>> BEGIN

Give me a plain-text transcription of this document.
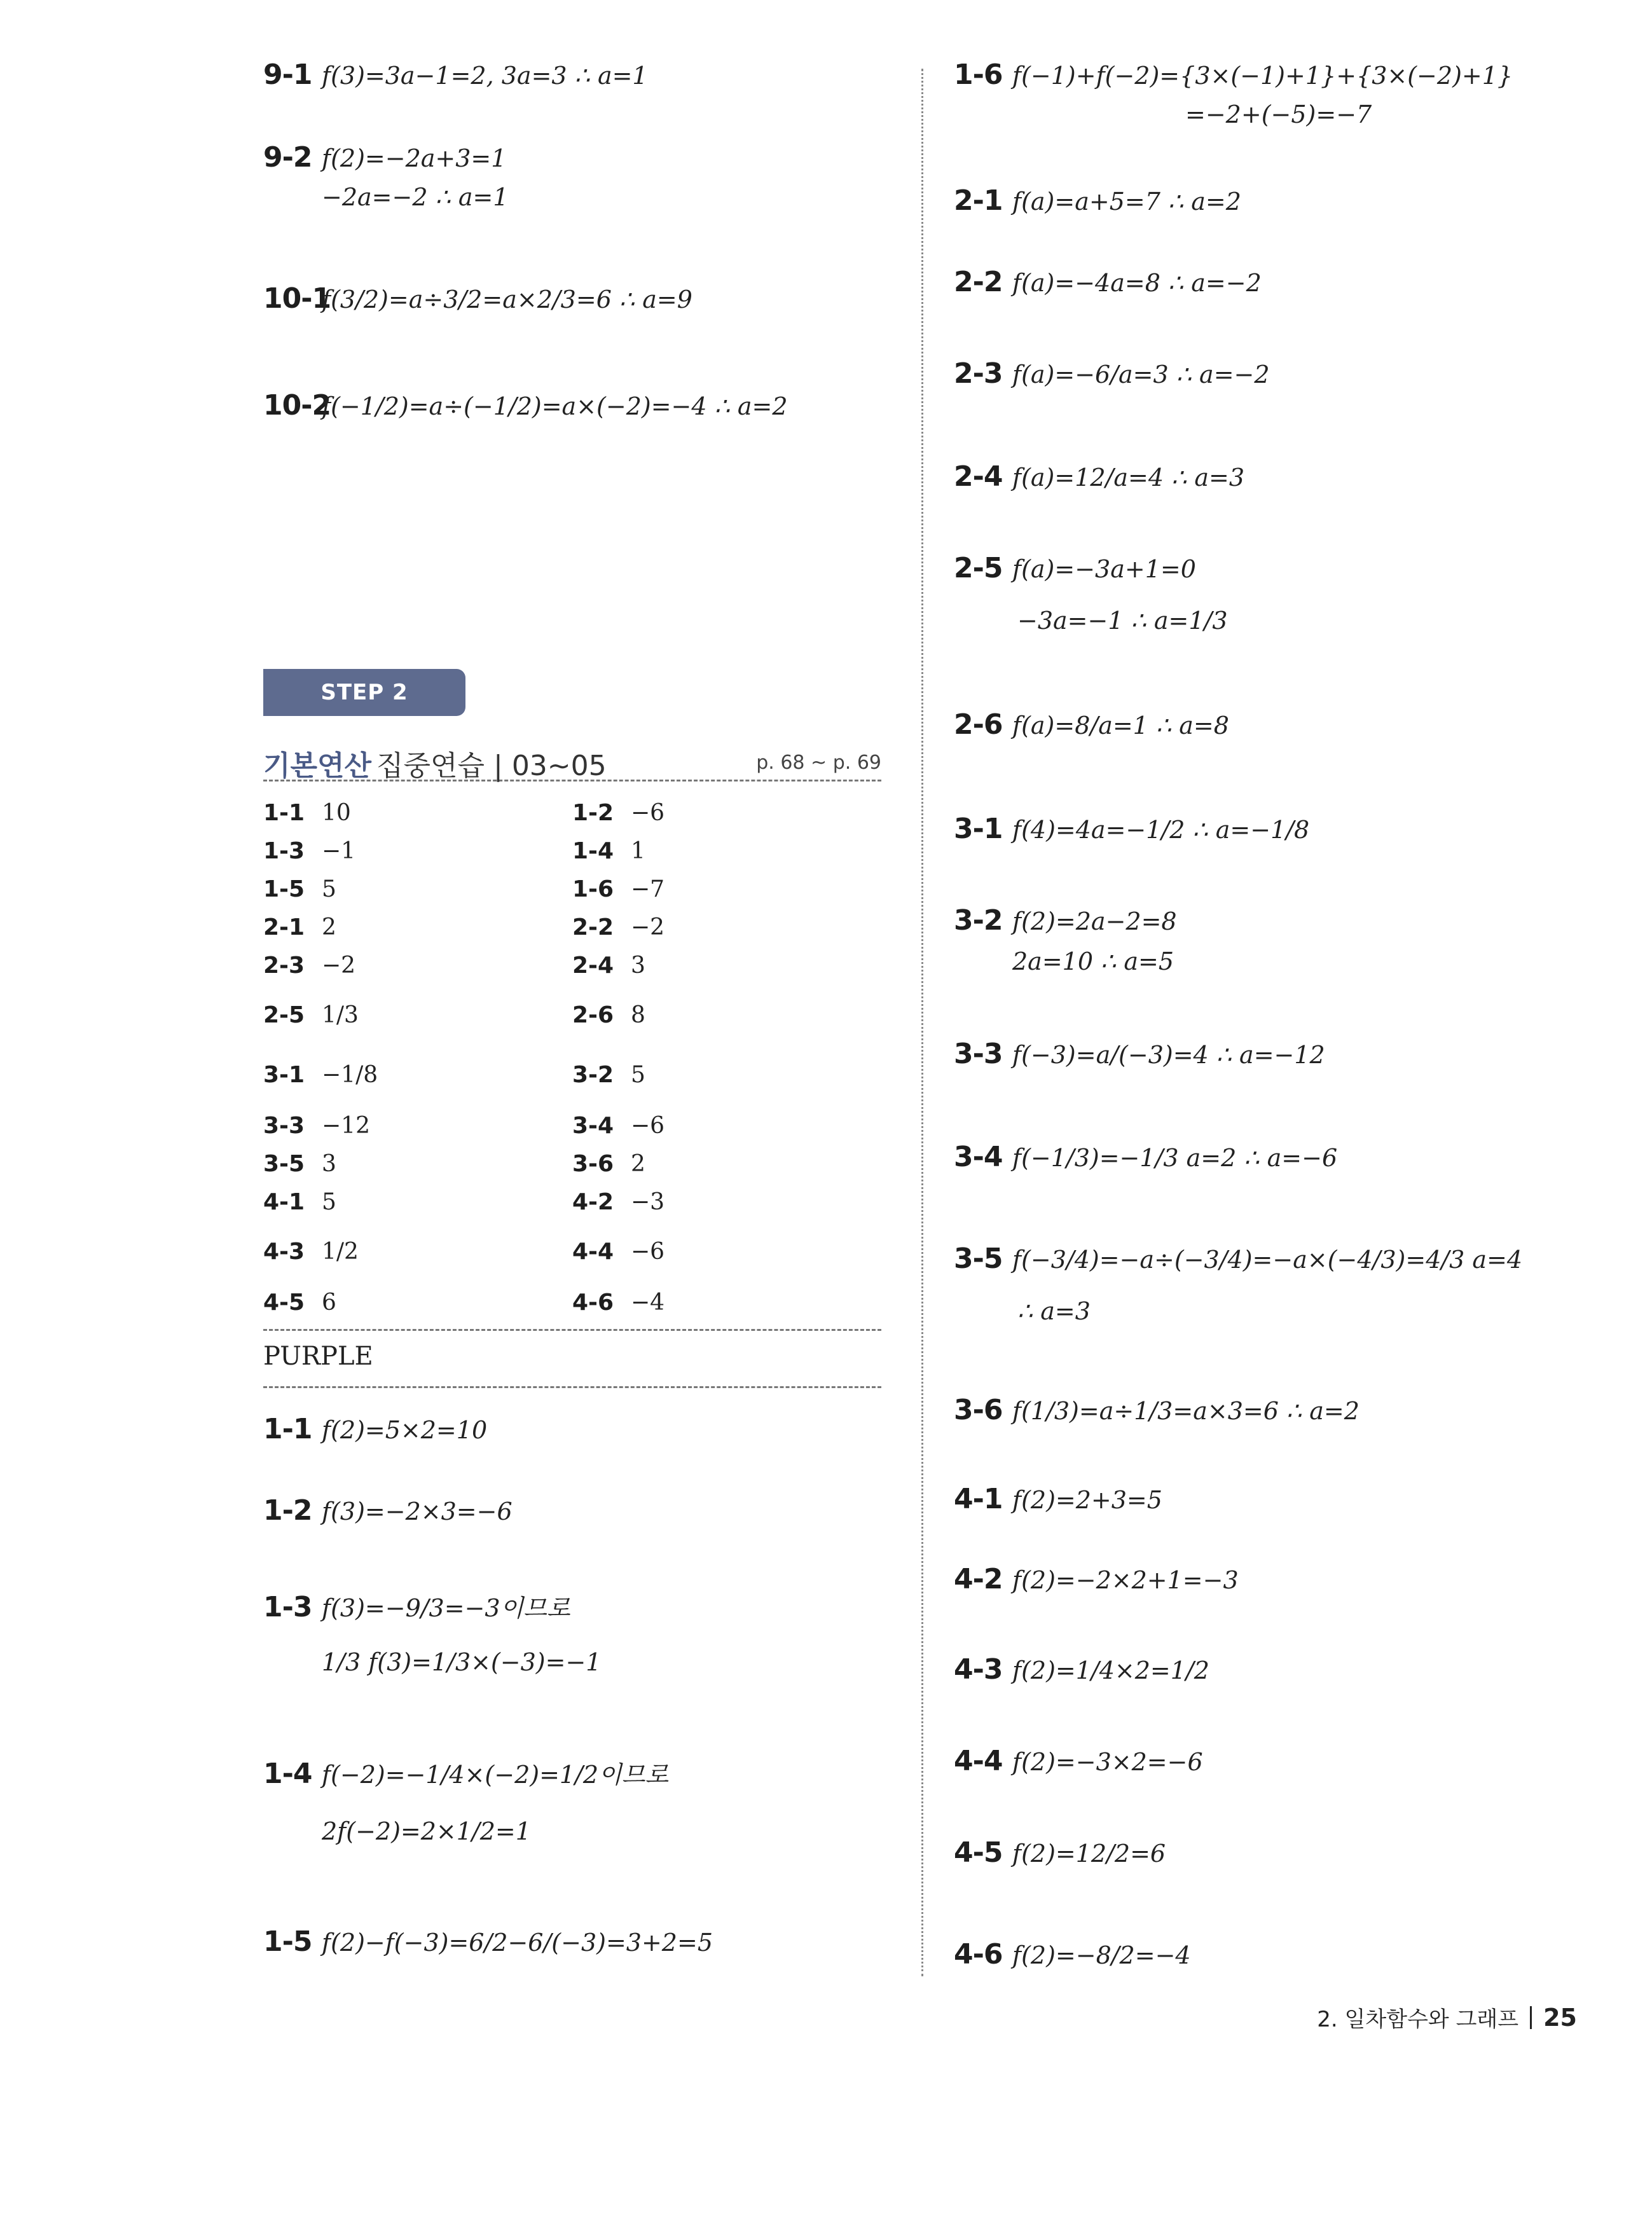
9-1 f(3)=3a−1=2, 3a=3 ∴ a=1
9-2 f(2)=−2a+3=1
−2a=−2 ∴ a=1
10-1
f(3/2)=a÷3/2=a×2/3=6 ∴ a=9
10-2
f(−1/2)=a÷(−1/2)=a×(−2)=−4 ∴ a=2
STEP 2
기본연산 집중연습 | 03~05	p. 68 ~ p. 69
1-1 10	1-2 −6
1-3 −1	1-4 1
1-5 5	1-6 −7
2-1 2	2-2 −2
2-3 −2	2-4 3
2-5 1/3	2-6 8
3-1 −1/8	3-2 5
3-3 −12	3-4 −6
3-5 3	3-6 2
4-1 5	4-2 −3
4-3 1/2	4-4 −6
4-5 6	4-6 −4
PURPLE
1-1 f(2)=5×2=10
1-2 f(3)=−2×3=−6
1-3 f(3)=−9/3=−3이므로
1/3 f(3)=1/3×(−3)=−1
1-4 f(−2)=−1/4×(−2)=1/2이므로
2f(−2)=2×1/2=1
1-5 f(2)−f(−3)=6/2−6/(−3)=3+2=5
1-6 f(−1)+f(−2)={3×(−1)+1}+{3×(−2)+1}
=−2+(−5)=−7
2-1 f(a)=a+5=7 ∴ a=2
2-2 f(a)=−4a=8 ∴ a=−2
2-3 f(a)=−6/a=3 ∴ a=−2
2-4 f(a)=12/a=4 ∴ a=3
2-5 f(a)=−3a+1=0
−3a=−1 ∴ a=1/3
2-6 f(a)=8/a=1 ∴ a=8
3-1 f(4)=4a=−1/2 ∴ a=−1/8
3-2 f(2)=2a−2=8
2a=10 ∴ a=5
3-3 f(−3)=a/(−3)=4 ∴ a=−12
3-4 f(−1/3)=−1/3 a=2 ∴ a=−6
3-5 f(−3/4)=−a÷(−3/4)=−a×(−4/3)=4/3 a=4
∴ a=3
3-6 f(1/3)=a÷1/3=a×3=6 ∴ a=2
4-1 f(2)=2+3=5
4-2 f(2)=−2×2+1=−3
4-3 f(2)=1/4×2=1/2
4-4 f(2)=−3×2=−6
4-5 f(2)=12/2=6
4-6 f(2)=−8/2=−4
2. 일차함수와 그래프 25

>> END

### What the task asks
Any pictures should be dropped; transcribe the rest of the records above exactly.

### Answer for this exercise
Give me a plain-text transcription of this document.
9-1 f(3)=3a−1=2, 3a=3 ∴ a=1
9-2 f(2)=−2a+3=1
−2a=−2 ∴ a=1
10-1
f(3/2)=a÷3/2=a×2/3=6 ∴ a=9
10-2
f(−1/2)=a÷(−1/2)=a×(−2)=−4 ∴ a=2
STEP 2
기본연산 집중연습 | 03~05	p. 68 ~ p. 69
1-1 10	1-2 −6
1-3 −1	1-4 1
1-5 5	1-6 −7
2-1 2	2-2 −2
2-3 −2	2-4 3
2-5 1/3	2-6 8
3-1 −1/8	3-2 5
3-3 −12	3-4 −6
3-5 3	3-6 2
4-1 5	4-2 −3
4-3 1/2	4-4 −6
4-5 6	4-6 −4
PURPLE
1-1 f(2)=5×2=10
1-2 f(3)=−2×3=−6
1-3 f(3)=−9/3=−3이므로
1/3 f(3)=1/3×(−3)=−1
1-4 f(−2)=−1/4×(−2)=1/2이므로
2f(−2)=2×1/2=1
1-5 f(2)−f(−3)=6/2−6/(−3)=3+2=5
1-6 f(−1)+f(−2)={3×(−1)+1}+{3×(−2)+1}
=−2+(−5)=−7
2-1 f(a)=a+5=7 ∴ a=2
2-2 f(a)=−4a=8 ∴ a=−2
2-3 f(a)=−6/a=3 ∴ a=−2
2-4 f(a)=12/a=4 ∴ a=3
2-5 f(a)=−3a+1=0
−3a=−1 ∴ a=1/3
2-6 f(a)=8/a=1 ∴ a=8
3-1 f(4)=4a=−1/2 ∴ a=−1/8
3-2 f(2)=2a−2=8
2a=10 ∴ a=5
3-3 f(−3)=a/(−3)=4 ∴ a=−12
3-4 f(−1/3)=−1/3 a=2 ∴ a=−6
3-5 f(−3/4)=−a÷(−3/4)=−a×(−4/3)=4/3 a=4
∴ a=3
3-6 f(1/3)=a÷1/3=a×3=6 ∴ a=2
4-1 f(2)=2+3=5
4-2 f(2)=−2×2+1=−3
4-3 f(2)=1/4×2=1/2
4-4 f(2)=−3×2=−6
4-5 f(2)=12/2=6
4-6 f(2)=−8/2=−4
2. 일차함수와 그래프 25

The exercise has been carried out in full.